Information supplied
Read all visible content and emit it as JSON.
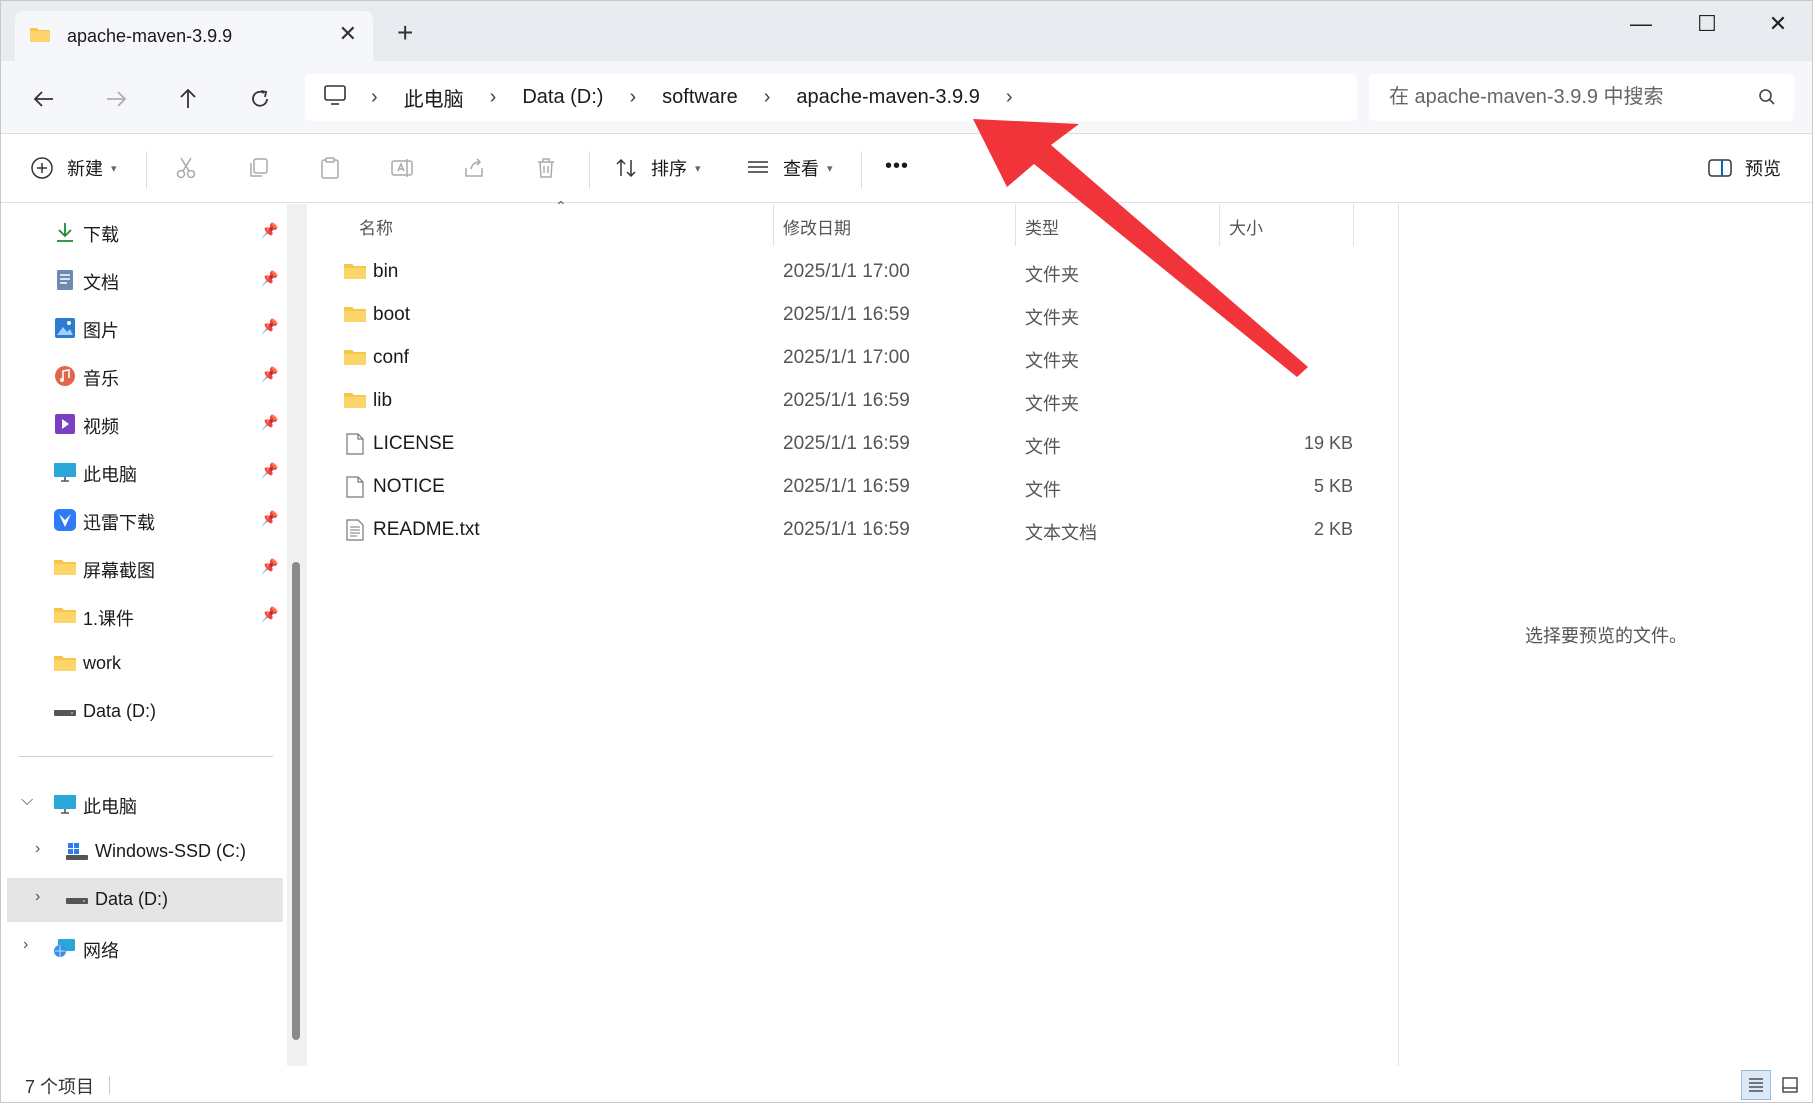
{
  "window": {
    "tab_title": "apache-maven-3.9.9",
    "tab_close": "✕",
    "new_tab": "+",
    "controls": {
      "minimize": "—",
      "maximize": "☐",
      "close": "✕"
    }
  },
  "nav": {
    "breadcrumb": [
      "此电脑",
      "Data (D:)",
      "software",
      "apache-maven-3.9.9"
    ],
    "separator": "›",
    "search_placeholder": "在 apache-maven-3.9.9 中搜索"
  },
  "toolbar": {
    "new_label": "新建",
    "sort_label": "排序",
    "view_label": "查看",
    "more_label": "•••",
    "preview_label": "预览"
  },
  "sidebar": {
    "quick_access": [
      {
        "label": "下载",
        "icon": "download-icon"
      },
      {
        "label": "文档",
        "icon": "document-icon"
      },
      {
        "label": "图片",
        "icon": "pictures-icon"
      },
      {
        "label": "音乐",
        "icon": "music-icon"
      },
      {
        "label": "视频",
        "icon": "video-icon"
      },
      {
        "label": "此电脑",
        "icon": "computer-icon"
      },
      {
        "label": "迅雷下载",
        "icon": "thunder-icon"
      },
      {
        "label": "屏幕截图",
        "icon": "folder-icon"
      },
      {
        "label": "1.课件",
        "icon": "folder-icon"
      },
      {
        "label": "work",
        "icon": "folder-icon"
      },
      {
        "label": "Data (D:)",
        "icon": "drive-icon"
      }
    ],
    "this_pc": "此电脑",
    "drives": [
      "Windows-SSD (C:)",
      "Data (D:)"
    ],
    "network": "网络"
  },
  "columns": {
    "name": "名称",
    "date": "修改日期",
    "type": "类型",
    "size": "大小"
  },
  "files": [
    {
      "name": "bin",
      "date": "2025/1/1 17:00",
      "type": "文件夹",
      "size": "",
      "kind": "folder"
    },
    {
      "name": "boot",
      "date": "2025/1/1 16:59",
      "type": "文件夹",
      "size": "",
      "kind": "folder"
    },
    {
      "name": "conf",
      "date": "2025/1/1 17:00",
      "type": "文件夹",
      "size": "",
      "kind": "folder"
    },
    {
      "name": "lib",
      "date": "2025/1/1 16:59",
      "type": "文件夹",
      "size": "",
      "kind": "folder"
    },
    {
      "name": "LICENSE",
      "date": "2025/1/1 16:59",
      "type": "文件",
      "size": "19 KB",
      "kind": "file"
    },
    {
      "name": "NOTICE",
      "date": "2025/1/1 16:59",
      "type": "文件",
      "size": "5 KB",
      "kind": "file"
    },
    {
      "name": "README.txt",
      "date": "2025/1/1 16:59",
      "type": "文本文档",
      "size": "2 KB",
      "kind": "text"
    }
  ],
  "preview": {
    "message": "选择要预览的文件。"
  },
  "status": {
    "count": "7 个项目"
  },
  "colors": {
    "annotation_arrow": "#f0343a",
    "folder": "#f6c54a",
    "accent": "#0067c0"
  }
}
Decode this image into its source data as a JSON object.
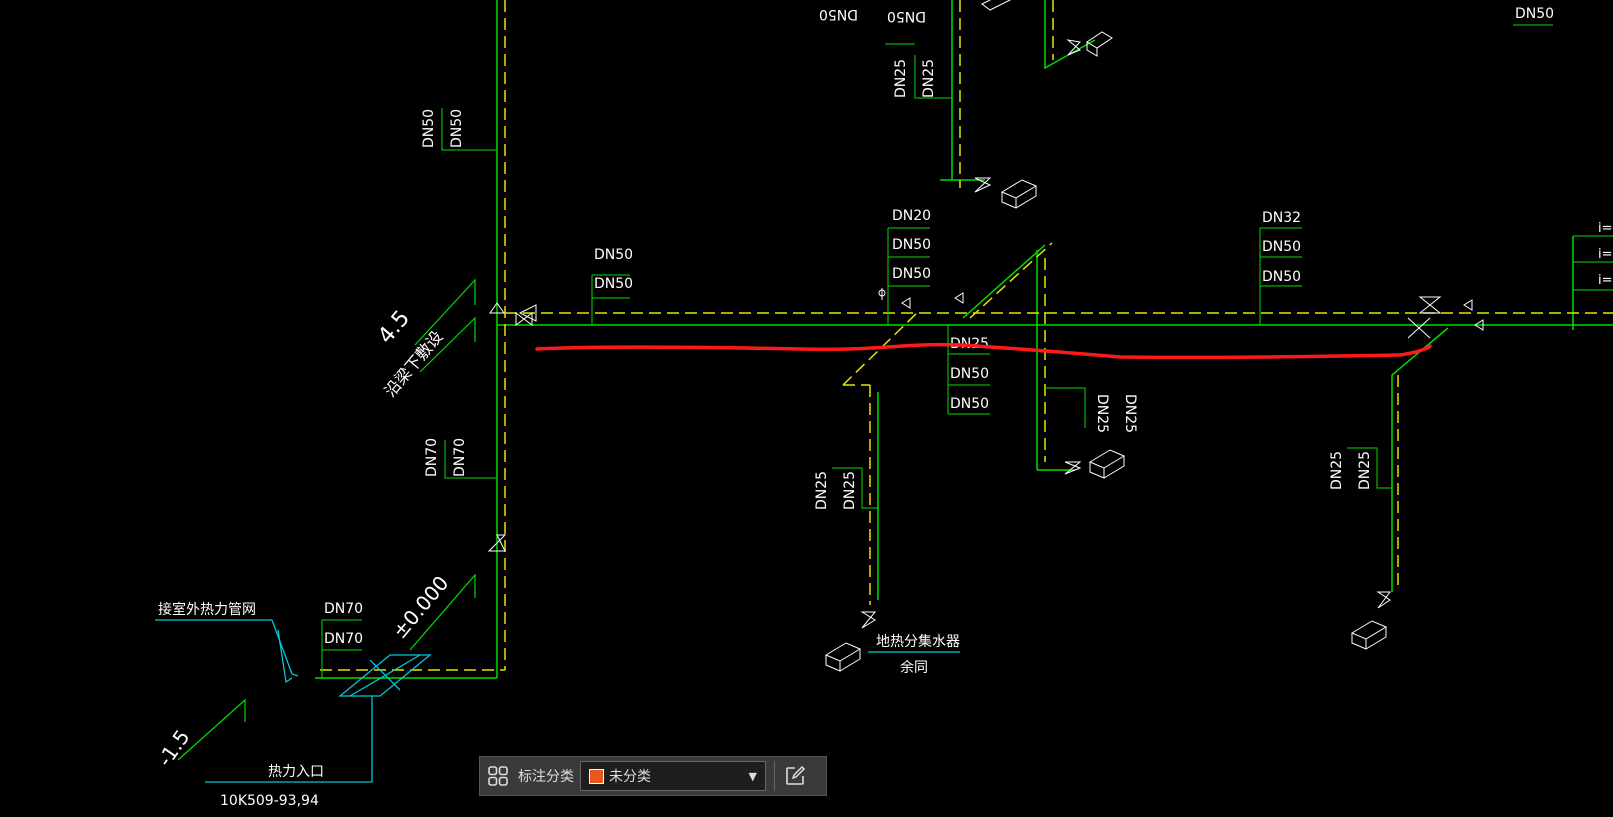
{
  "drawing": {
    "size_labels": {
      "top_rot_a": "DN50",
      "top_rot_b": "DN50",
      "right_top": "DN50",
      "v_a": "DN25",
      "v_b": "DN25",
      "left_v_a": "DN50",
      "left_v_b": "DN50",
      "b1_l1": "DN50",
      "b1_l2": "DN50",
      "b2_l1": "DN20",
      "b2_l2": "DN50",
      "b2_l3": "DN50",
      "b3_l1": "DN32",
      "b3_l2": "DN50",
      "b3_l3": "DN50",
      "mid_l1": "DN25",
      "mid_l2": "DN50",
      "mid_l3": "DN50",
      "rc_a": "DN25",
      "rc_b": "DN25",
      "low_a": "DN70",
      "low_b": "DN70",
      "bm_a": "DN25",
      "bm_b": "DN25",
      "br_a": "DN25",
      "br_b": "DN25",
      "entry_a": "DN70",
      "entry_b": "DN70"
    },
    "elevations": {
      "level_45": "4.5",
      "level_0": "±0.000",
      "level_m15": "-1.5"
    },
    "notes": {
      "beam_lay": "沿梁下敷设",
      "to_outdoor": "接室外热力管网",
      "heat_entry": "热力入口",
      "standard_ref": "10K509-93,94",
      "manifold": "地热分集水器",
      "remainder": "余同"
    },
    "slope_marks": [
      "i=",
      "i=",
      "i="
    ]
  },
  "toolbar": {
    "grid_icon": "grid-icon",
    "label": "标注分类",
    "category_value": "未分类",
    "category_color": "#e8581c",
    "edit_icon": "edit-icon"
  },
  "colors": {
    "background": "#000000",
    "pipe_supply": "#00dd00",
    "pipe_return": "#e6e600",
    "annotation": "#ffffff",
    "leader": "#00c8dc",
    "markup": "#ff1a1a"
  }
}
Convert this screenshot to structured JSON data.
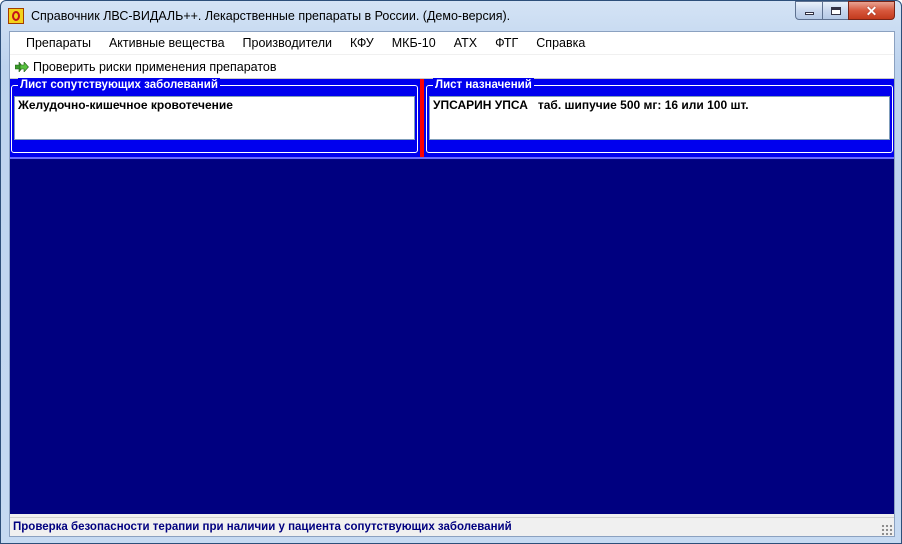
{
  "window": {
    "title": "Справочник ЛВС-ВИДАЛЬ++. Лекарственные препараты в России. (Демо-версия).",
    "close_symbol": "✕"
  },
  "menu": {
    "items": [
      "Препараты",
      "Активные вещества",
      "Производители",
      "КФУ",
      "МКБ-10",
      "АТХ",
      "ФТГ",
      "Справка"
    ]
  },
  "toolbar": {
    "check_risks_label": "Проверить риски применения препаратов",
    "check_risks_icon": "double-arrow-right-icon"
  },
  "panels": {
    "comorbidities": {
      "title": "Лист сопутствующих заболеваний",
      "items": [
        "Желудочно-кишечное кровотечение"
      ]
    },
    "prescriptions": {
      "title": "Лист назначений",
      "items": [
        "УПСАРИН УПСА   таб. шипучие 500 мг: 16 или 100 шт."
      ]
    }
  },
  "status": {
    "text": "Проверка безопасности терапии при наличии у пациента сопутствующих заболеваний"
  },
  "colors": {
    "main_background": "#000080",
    "panel_strip": "#0000ee",
    "splitter": "#ff0000",
    "status_text": "#000080"
  }
}
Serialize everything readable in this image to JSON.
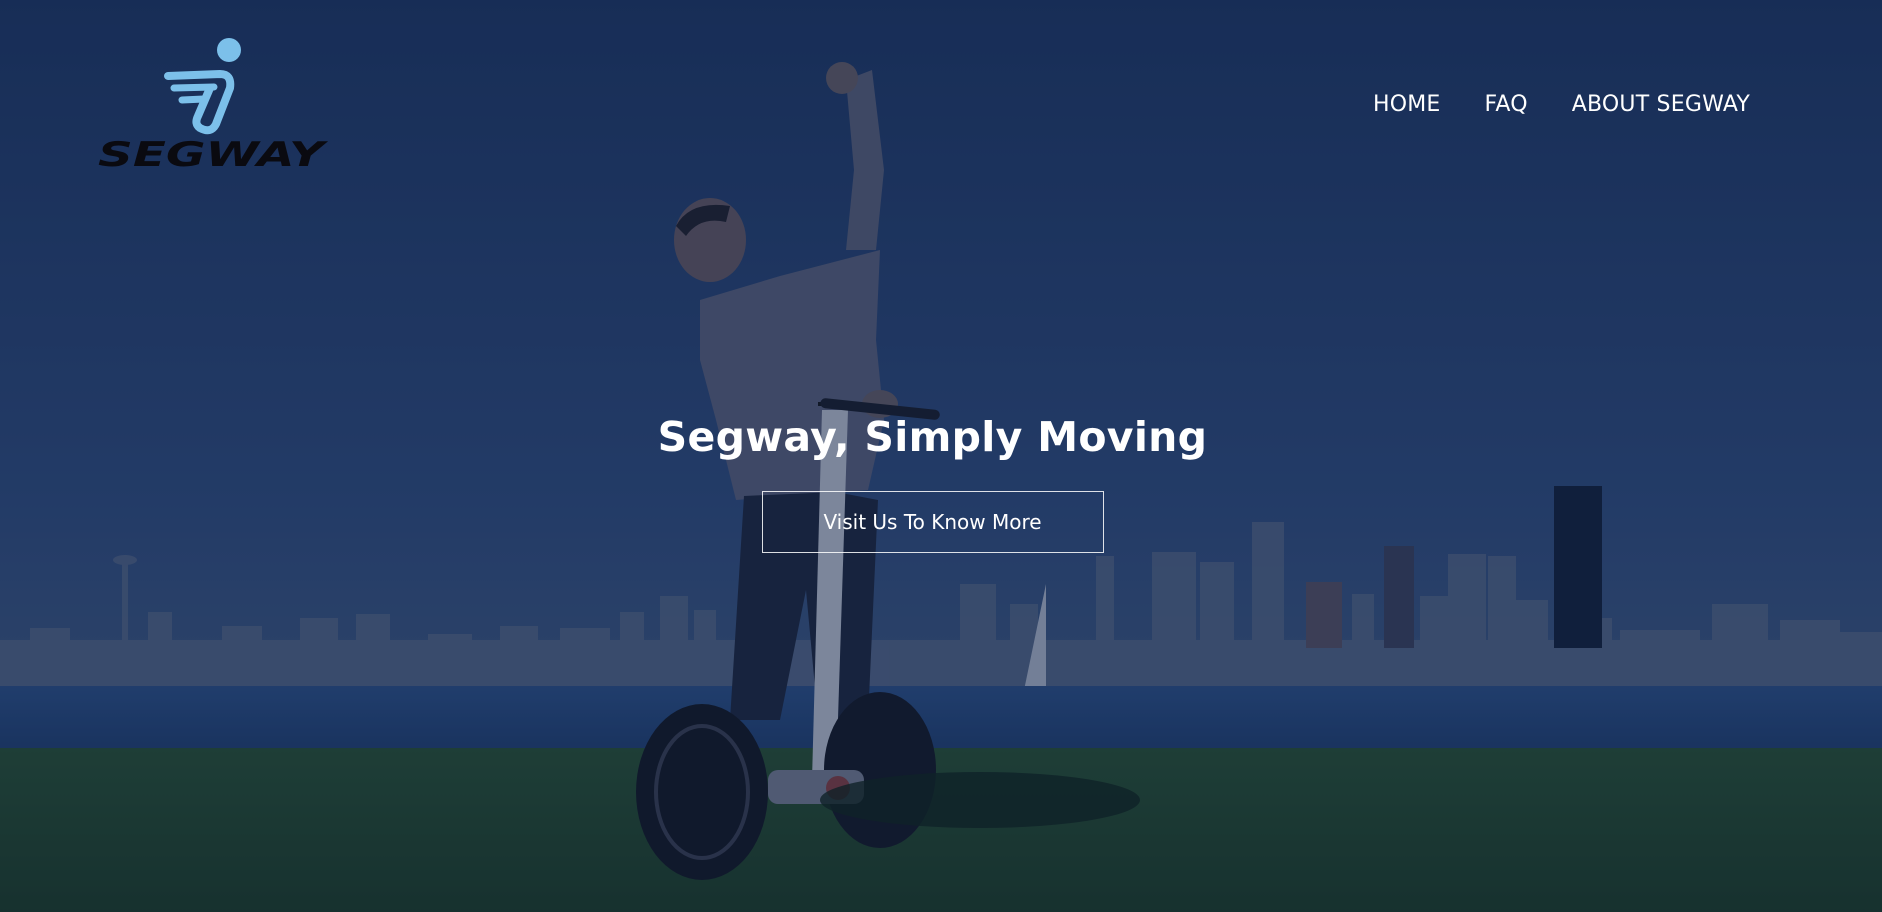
{
  "brand": {
    "name": "SEGWAY",
    "logo_color": "#7cc0ea"
  },
  "nav": {
    "items": [
      {
        "label": "HOME"
      },
      {
        "label": "FAQ"
      },
      {
        "label": "ABOUT SEGWAY"
      }
    ]
  },
  "hero": {
    "title": "Segway, Simply Moving",
    "cta_label": "Visit Us To Know More",
    "overlay_color": "#1c2f5a",
    "background_image": "rider-on-segway-over-city-skyline-photo"
  },
  "colors": {
    "text": "#ffffff",
    "sky": "#2a4777",
    "grass": "#1d3d1a",
    "water": "#274a7b"
  }
}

Written request
Exactly as written, return every line of the listing, but not the pictures.

Task response
Read all visible content and emit it as JSON.
{
  "window": {
    "tab_title": "apache-maven-3.9.9",
    "tab_close": "✕",
    "new_tab": "+",
    "controls": {
      "minimize": "—",
      "maximize": "☐",
      "close": "✕"
    }
  },
  "nav": {
    "breadcrumb": [
      "此电脑",
      "Data (D:)",
      "software",
      "apache-maven-3.9.9"
    ],
    "separator": "›",
    "search_placeholder": "在 apache-maven-3.9.9 中搜索"
  },
  "toolbar": {
    "new_label": "新建",
    "sort_label": "排序",
    "view_label": "查看",
    "more_label": "•••",
    "preview_label": "预览"
  },
  "sidebar": {
    "quick_access": [
      {
        "label": "下载",
        "icon": "download-icon"
      },
      {
        "label": "文档",
        "icon": "document-icon"
      },
      {
        "label": "图片",
        "icon": "pictures-icon"
      },
      {
        "label": "音乐",
        "icon": "music-icon"
      },
      {
        "label": "视频",
        "icon": "video-icon"
      },
      {
        "label": "此电脑",
        "icon": "computer-icon"
      },
      {
        "label": "迅雷下载",
        "icon": "thunder-icon"
      },
      {
        "label": "屏幕截图",
        "icon": "folder-icon"
      },
      {
        "label": "1.课件",
        "icon": "folder-icon"
      },
      {
        "label": "work",
        "icon": "folder-icon"
      },
      {
        "label": "Data (D:)",
        "icon": "drive-icon"
      }
    ],
    "this_pc": "此电脑",
    "drives": [
      "Windows-SSD (C:)",
      "Data (D:)"
    ],
    "network": "网络"
  },
  "columns": {
    "name": "名称",
    "date": "修改日期",
    "type": "类型",
    "size": "大小"
  },
  "files": [
    {
      "name": "bin",
      "date": "2025/1/1 17:00",
      "type": "文件夹",
      "size": "",
      "kind": "folder"
    },
    {
      "name": "boot",
      "date": "2025/1/1 16:59",
      "type": "文件夹",
      "size": "",
      "kind": "folder"
    },
    {
      "name": "conf",
      "date": "2025/1/1 17:00",
      "type": "文件夹",
      "size": "",
      "kind": "folder"
    },
    {
      "name": "lib",
      "date": "2025/1/1 16:59",
      "type": "文件夹",
      "size": "",
      "kind": "folder"
    },
    {
      "name": "LICENSE",
      "date": "2025/1/1 16:59",
      "type": "文件",
      "size": "19 KB",
      "kind": "file"
    },
    {
      "name": "NOTICE",
      "date": "2025/1/1 16:59",
      "type": "文件",
      "size": "5 KB",
      "kind": "file"
    },
    {
      "name": "README.txt",
      "date": "2025/1/1 16:59",
      "type": "文本文档",
      "size": "2 KB",
      "kind": "text"
    }
  ],
  "preview": {
    "message": "选择要预览的文件。"
  },
  "status": {
    "count": "7 个项目"
  },
  "colors": {
    "annotation_arrow": "#f0343a",
    "folder": "#f6c54a",
    "accent": "#0067c0"
  }
}
Decode this image into its source data as a JSON object.
{
  "drawing": {
    "size_labels": {
      "top_rot_a": "DN50",
      "top_rot_b": "DN50",
      "right_top": "DN50",
      "v_a": "DN25",
      "v_b": "DN25",
      "left_v_a": "DN50",
      "left_v_b": "DN50",
      "b1_l1": "DN50",
      "b1_l2": "DN50",
      "b2_l1": "DN20",
      "b2_l2": "DN50",
      "b2_l3": "DN50",
      "b3_l1": "DN32",
      "b3_l2": "DN50",
      "b3_l3": "DN50",
      "mid_l1": "DN25",
      "mid_l2": "DN50",
      "mid_l3": "DN50",
      "rc_a": "DN25",
      "rc_b": "DN25",
      "low_a": "DN70",
      "low_b": "DN70",
      "bm_a": "DN25",
      "bm_b": "DN25",
      "br_a": "DN25",
      "br_b": "DN25",
      "entry_a": "DN70",
      "entry_b": "DN70"
    },
    "elevations": {
      "level_45": "4.5",
      "level_0": "±0.000",
      "level_m15": "-1.5"
    },
    "notes": {
      "beam_lay": "沿梁下敷设",
      "to_outdoor": "接室外热力管网",
      "heat_entry": "热力入口",
      "standard_ref": "10K509-93,94",
      "manifold": "地热分集水器",
      "remainder": "余同"
    },
    "slope_marks": [
      "i=",
      "i=",
      "i="
    ]
  },
  "toolbar": {
    "grid_icon": "grid-icon",
    "label": "标注分类",
    "category_value": "未分类",
    "category_color": "#e8581c",
    "edit_icon": "edit-icon"
  },
  "colors": {
    "background": "#000000",
    "pipe_supply": "#00dd00",
    "pipe_return": "#e6e600",
    "annotation": "#ffffff",
    "leader": "#00c8dc",
    "markup": "#ff1a1a"
  }
}
Convert this screenshot to structured JSON data.
{
  "window": {
    "title": "Справочник ЛВС-ВИДАЛЬ++. Лекарственные препараты в России. (Демо-версия).",
    "close_symbol": "✕"
  },
  "menu": {
    "items": [
      "Препараты",
      "Активные вещества",
      "Производители",
      "КФУ",
      "МКБ-10",
      "АТХ",
      "ФТГ",
      "Справка"
    ]
  },
  "toolbar": {
    "check_risks_label": "Проверить риски применения препаратов",
    "check_risks_icon": "double-arrow-right-icon"
  },
  "panels": {
    "comorbidities": {
      "title": "Лист сопутствующих заболеваний",
      "items": [
        "Желудочно-кишечное кровотечение"
      ]
    },
    "prescriptions": {
      "title": "Лист назначений",
      "items": [
        "УПСАРИН УПСА   таб. шипучие 500 мг: 16 или 100 шт."
      ]
    }
  },
  "status": {
    "text": "Проверка безопасности терапии при наличии у пациента сопутствующих заболеваний"
  },
  "colors": {
    "main_background": "#000080",
    "panel_strip": "#0000ee",
    "splitter": "#ff0000",
    "status_text": "#000080"
  }
}
Serialize everything readable in this image to JSON.
{
  "brand": {
    "name": "SEGWAY",
    "logo_color": "#7cc0ea"
  },
  "nav": {
    "items": [
      {
        "label": "HOME"
      },
      {
        "label": "FAQ"
      },
      {
        "label": "ABOUT SEGWAY"
      }
    ]
  },
  "hero": {
    "title": "Segway, Simply Moving",
    "cta_label": "Visit Us To Know More",
    "overlay_color": "#1c2f5a",
    "background_image": "rider-on-segway-over-city-skyline-photo"
  },
  "colors": {
    "text": "#ffffff",
    "sky": "#2a4777",
    "grass": "#1d3d1a",
    "water": "#274a7b"
  }
}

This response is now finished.